> _STORED RECORDS_
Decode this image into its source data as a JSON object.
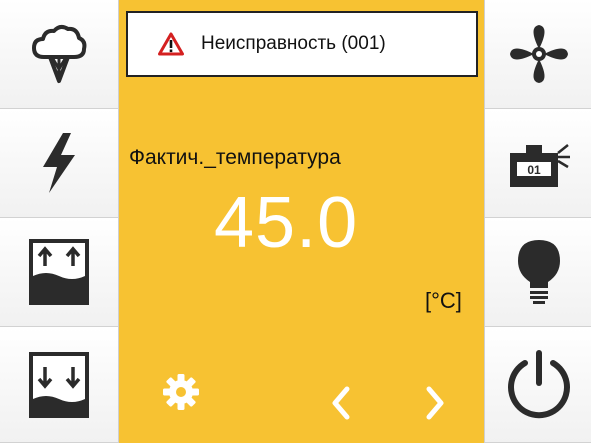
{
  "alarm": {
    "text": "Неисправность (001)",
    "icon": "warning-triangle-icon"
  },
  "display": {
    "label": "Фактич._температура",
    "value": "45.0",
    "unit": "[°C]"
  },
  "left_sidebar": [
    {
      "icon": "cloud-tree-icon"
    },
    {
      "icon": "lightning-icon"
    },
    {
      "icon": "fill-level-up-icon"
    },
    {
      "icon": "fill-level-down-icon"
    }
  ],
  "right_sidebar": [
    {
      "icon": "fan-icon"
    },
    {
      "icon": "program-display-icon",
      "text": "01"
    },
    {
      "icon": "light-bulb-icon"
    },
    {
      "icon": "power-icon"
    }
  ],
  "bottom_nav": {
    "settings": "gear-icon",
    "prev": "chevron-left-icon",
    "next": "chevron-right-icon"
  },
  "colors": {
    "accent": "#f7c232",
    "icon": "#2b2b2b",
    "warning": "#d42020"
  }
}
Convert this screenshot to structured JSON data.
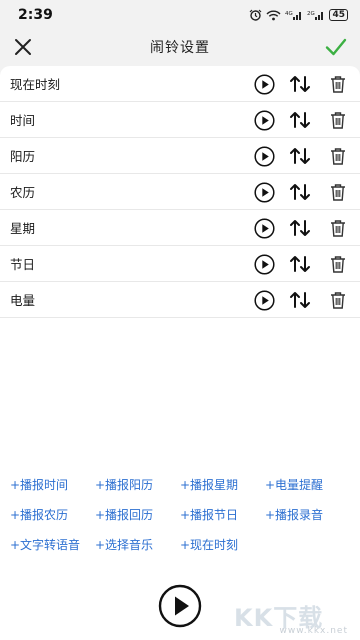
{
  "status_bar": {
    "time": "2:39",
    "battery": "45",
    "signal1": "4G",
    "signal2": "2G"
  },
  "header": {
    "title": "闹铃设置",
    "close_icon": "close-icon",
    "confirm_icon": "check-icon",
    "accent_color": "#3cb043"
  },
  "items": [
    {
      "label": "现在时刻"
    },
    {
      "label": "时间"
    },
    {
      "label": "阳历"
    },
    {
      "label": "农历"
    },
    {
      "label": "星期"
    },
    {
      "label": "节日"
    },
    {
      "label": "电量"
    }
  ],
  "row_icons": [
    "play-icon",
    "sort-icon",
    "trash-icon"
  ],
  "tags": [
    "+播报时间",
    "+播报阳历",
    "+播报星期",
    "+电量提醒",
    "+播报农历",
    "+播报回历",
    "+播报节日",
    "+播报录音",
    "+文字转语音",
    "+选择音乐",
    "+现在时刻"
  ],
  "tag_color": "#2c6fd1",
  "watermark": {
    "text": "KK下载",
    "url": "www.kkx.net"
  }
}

> _YOUR GOAL_
Quote, please, only the lines running from the one with "Convert this screenshot" down to the final line of the data above, keeping both ends and skipping the pictures.

> _SOLUTION_
Convert this screenshot to structured JSON data.
{
  "status_bar": {
    "time": "2:39",
    "battery": "45",
    "signal1": "4G",
    "signal2": "2G"
  },
  "header": {
    "title": "闹铃设置",
    "close_icon": "close-icon",
    "confirm_icon": "check-icon",
    "accent_color": "#3cb043"
  },
  "items": [
    {
      "label": "现在时刻"
    },
    {
      "label": "时间"
    },
    {
      "label": "阳历"
    },
    {
      "label": "农历"
    },
    {
      "label": "星期"
    },
    {
      "label": "节日"
    },
    {
      "label": "电量"
    }
  ],
  "row_icons": [
    "play-icon",
    "sort-icon",
    "trash-icon"
  ],
  "tags": [
    "+播报时间",
    "+播报阳历",
    "+播报星期",
    "+电量提醒",
    "+播报农历",
    "+播报回历",
    "+播报节日",
    "+播报录音",
    "+文字转语音",
    "+选择音乐",
    "+现在时刻"
  ],
  "tag_color": "#2c6fd1",
  "watermark": {
    "text": "KK下载",
    "url": "www.kkx.net"
  }
}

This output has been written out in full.